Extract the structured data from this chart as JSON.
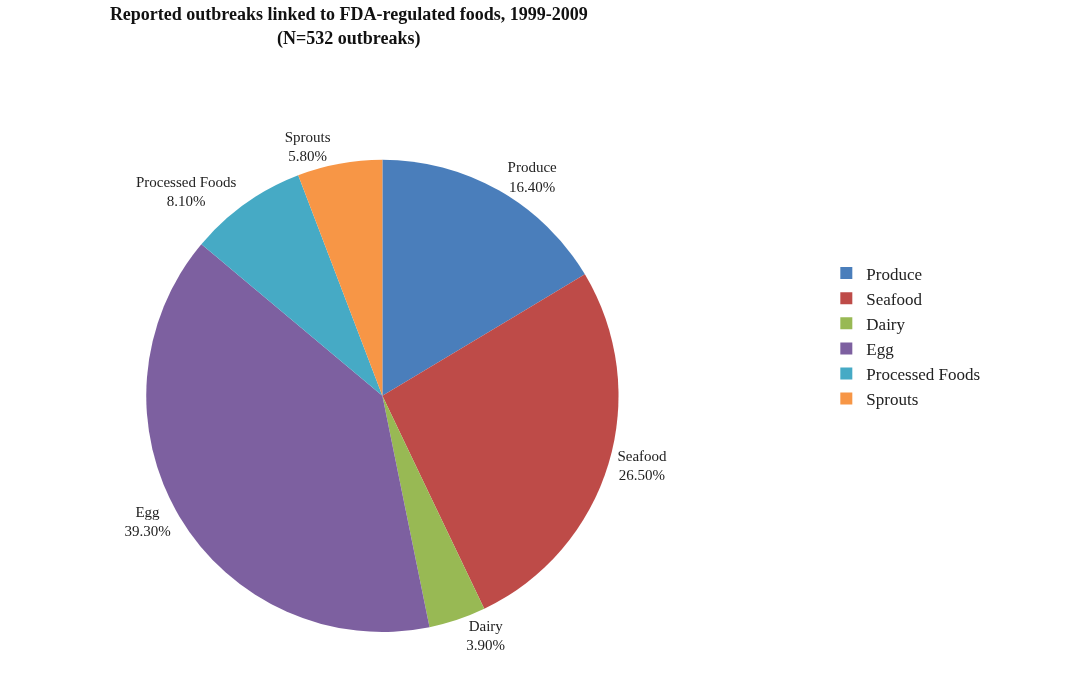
{
  "chart_data": {
    "type": "pie",
    "title": "Reported outbreaks linked to FDA-regulated foods, 1999-2009",
    "subtitle": "(N=532 outbreaks)",
    "categories": [
      "Produce",
      "Seafood",
      "Dairy",
      "Egg",
      "Processed Foods",
      "Sprouts"
    ],
    "values": [
      16.4,
      26.5,
      3.9,
      39.3,
      8.1,
      5.8
    ],
    "value_labels": [
      "16.40%",
      "26.50%",
      "3.90%",
      "39.30%",
      "8.10%",
      "5.80%"
    ],
    "colors": [
      "#4a7ebb",
      "#be4b48",
      "#98b954",
      "#7d60a0",
      "#46aac5",
      "#f79646"
    ],
    "legend": "right"
  }
}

::::

With the pictures omitted, reproduce the records in full and exactly.

Extract the structured data from this chart as JSON.
{
  "chart_data": {
    "type": "pie",
    "title": "Reported outbreaks linked to FDA-regulated foods, 1999-2009",
    "subtitle": "(N=532 outbreaks)",
    "categories": [
      "Produce",
      "Seafood",
      "Dairy",
      "Egg",
      "Processed Foods",
      "Sprouts"
    ],
    "values": [
      16.4,
      26.5,
      3.9,
      39.3,
      8.1,
      5.8
    ],
    "value_labels": [
      "16.40%",
      "26.50%",
      "3.90%",
      "39.30%",
      "8.10%",
      "5.80%"
    ],
    "colors": [
      "#4a7ebb",
      "#be4b48",
      "#98b954",
      "#7d60a0",
      "#46aac5",
      "#f79646"
    ],
    "legend": "right"
  }
}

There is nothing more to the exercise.